Extracted records:
◇ ◇ ◇
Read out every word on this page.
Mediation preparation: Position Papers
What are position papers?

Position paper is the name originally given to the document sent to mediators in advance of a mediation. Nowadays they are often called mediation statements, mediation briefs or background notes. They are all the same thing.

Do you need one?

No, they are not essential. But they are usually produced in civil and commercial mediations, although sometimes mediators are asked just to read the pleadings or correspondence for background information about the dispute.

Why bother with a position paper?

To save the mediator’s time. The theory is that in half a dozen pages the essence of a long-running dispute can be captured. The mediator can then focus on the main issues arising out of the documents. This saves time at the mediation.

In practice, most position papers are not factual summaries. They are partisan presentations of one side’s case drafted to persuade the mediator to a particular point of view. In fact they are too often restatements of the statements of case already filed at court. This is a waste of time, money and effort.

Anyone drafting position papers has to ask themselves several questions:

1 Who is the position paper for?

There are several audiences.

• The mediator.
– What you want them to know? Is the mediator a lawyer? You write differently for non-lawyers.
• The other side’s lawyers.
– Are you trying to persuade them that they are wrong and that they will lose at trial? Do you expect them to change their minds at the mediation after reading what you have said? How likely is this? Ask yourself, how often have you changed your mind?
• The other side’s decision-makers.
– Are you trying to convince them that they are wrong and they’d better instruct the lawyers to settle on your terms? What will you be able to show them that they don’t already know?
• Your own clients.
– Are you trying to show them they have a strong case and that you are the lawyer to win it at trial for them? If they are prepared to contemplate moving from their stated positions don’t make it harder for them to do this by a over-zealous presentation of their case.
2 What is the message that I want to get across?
◇ ◇ ◇
Exercise:
Gather every line from the listing above in which the word "already" appears.

Output of the exercise:
In practice, most position papers are not factual summaries. They are partisan presentations of one side’s case drafted to persuade the mediator to a particular point of view. In fact they are too often restatements of the statements of case already filed at court. This is a waste of time, money and effort.
– Are you trying to convince them that they are wrong and they’d better instruct the lawyers to settle on your terms? What will you be able to show them that they don’t already know?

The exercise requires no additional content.